* Your objective
Go through the material and pull out every line with the string "text" in it.

* Data to process
# # # # #

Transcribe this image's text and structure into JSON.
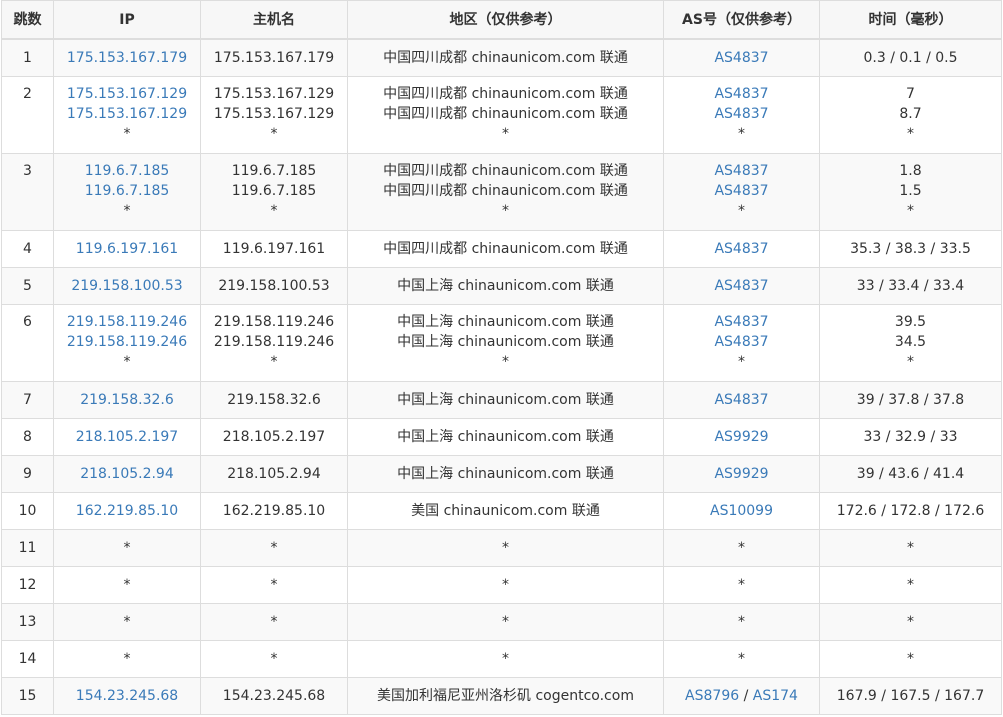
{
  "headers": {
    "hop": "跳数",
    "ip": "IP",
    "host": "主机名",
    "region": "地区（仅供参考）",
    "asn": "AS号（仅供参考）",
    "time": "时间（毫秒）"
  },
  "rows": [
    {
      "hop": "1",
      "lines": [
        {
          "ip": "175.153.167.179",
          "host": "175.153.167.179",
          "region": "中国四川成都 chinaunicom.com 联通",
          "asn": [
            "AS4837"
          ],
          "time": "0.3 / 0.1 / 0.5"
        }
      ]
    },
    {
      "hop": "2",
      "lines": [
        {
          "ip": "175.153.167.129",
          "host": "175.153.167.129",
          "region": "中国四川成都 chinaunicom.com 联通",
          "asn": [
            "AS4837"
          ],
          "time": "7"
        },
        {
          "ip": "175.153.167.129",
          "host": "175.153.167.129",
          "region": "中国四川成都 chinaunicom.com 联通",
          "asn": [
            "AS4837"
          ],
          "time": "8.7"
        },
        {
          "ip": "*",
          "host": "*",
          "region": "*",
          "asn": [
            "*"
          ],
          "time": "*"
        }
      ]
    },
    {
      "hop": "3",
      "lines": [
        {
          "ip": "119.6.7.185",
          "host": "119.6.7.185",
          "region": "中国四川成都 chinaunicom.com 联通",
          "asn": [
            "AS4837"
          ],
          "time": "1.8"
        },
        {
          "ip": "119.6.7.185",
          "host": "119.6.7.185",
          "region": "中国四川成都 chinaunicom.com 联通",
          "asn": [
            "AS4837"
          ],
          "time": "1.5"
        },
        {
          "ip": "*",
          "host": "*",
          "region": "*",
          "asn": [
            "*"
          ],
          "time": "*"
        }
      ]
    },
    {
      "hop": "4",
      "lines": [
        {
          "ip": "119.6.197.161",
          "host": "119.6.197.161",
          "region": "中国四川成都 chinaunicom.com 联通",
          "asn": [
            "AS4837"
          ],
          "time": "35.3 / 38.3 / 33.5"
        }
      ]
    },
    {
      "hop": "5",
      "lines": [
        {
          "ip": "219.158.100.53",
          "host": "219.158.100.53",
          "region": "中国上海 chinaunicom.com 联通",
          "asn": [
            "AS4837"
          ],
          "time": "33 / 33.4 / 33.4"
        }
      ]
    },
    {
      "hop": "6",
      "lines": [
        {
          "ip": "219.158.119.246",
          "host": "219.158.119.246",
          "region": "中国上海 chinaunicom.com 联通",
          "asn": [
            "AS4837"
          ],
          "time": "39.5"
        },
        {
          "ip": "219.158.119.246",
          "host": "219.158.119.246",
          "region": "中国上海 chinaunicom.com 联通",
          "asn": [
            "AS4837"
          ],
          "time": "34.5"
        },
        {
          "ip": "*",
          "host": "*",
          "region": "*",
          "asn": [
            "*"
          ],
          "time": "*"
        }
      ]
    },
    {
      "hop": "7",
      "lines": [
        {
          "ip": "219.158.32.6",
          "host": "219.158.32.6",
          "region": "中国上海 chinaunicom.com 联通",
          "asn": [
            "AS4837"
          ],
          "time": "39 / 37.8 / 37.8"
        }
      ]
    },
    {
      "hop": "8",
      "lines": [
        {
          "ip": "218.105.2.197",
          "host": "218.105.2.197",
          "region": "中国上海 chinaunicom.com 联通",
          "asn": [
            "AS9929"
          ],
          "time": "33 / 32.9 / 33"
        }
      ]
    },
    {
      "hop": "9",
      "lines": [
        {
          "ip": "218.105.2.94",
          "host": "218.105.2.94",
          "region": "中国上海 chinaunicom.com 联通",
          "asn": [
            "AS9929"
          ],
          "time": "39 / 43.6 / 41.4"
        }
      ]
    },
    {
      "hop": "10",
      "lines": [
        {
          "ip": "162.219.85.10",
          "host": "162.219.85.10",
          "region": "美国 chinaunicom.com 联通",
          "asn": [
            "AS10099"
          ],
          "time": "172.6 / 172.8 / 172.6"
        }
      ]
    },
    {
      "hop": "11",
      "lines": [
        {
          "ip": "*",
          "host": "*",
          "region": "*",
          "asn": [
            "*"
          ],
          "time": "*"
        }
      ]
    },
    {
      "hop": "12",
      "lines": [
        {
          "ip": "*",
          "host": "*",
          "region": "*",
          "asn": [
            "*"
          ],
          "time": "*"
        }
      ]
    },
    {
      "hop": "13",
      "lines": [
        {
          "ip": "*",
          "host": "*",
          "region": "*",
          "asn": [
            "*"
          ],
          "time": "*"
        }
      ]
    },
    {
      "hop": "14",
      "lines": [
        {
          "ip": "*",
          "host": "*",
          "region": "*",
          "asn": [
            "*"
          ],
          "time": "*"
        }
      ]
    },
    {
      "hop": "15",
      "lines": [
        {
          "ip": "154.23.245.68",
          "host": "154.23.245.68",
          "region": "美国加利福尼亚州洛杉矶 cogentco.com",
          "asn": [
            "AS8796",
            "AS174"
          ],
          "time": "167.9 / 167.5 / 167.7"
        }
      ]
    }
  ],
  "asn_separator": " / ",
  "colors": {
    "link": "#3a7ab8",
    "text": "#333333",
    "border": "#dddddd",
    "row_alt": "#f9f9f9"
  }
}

# # # # #

* Answer for this exercise
Transcribe this image's text and structure into JSON.
    "text": "#333333",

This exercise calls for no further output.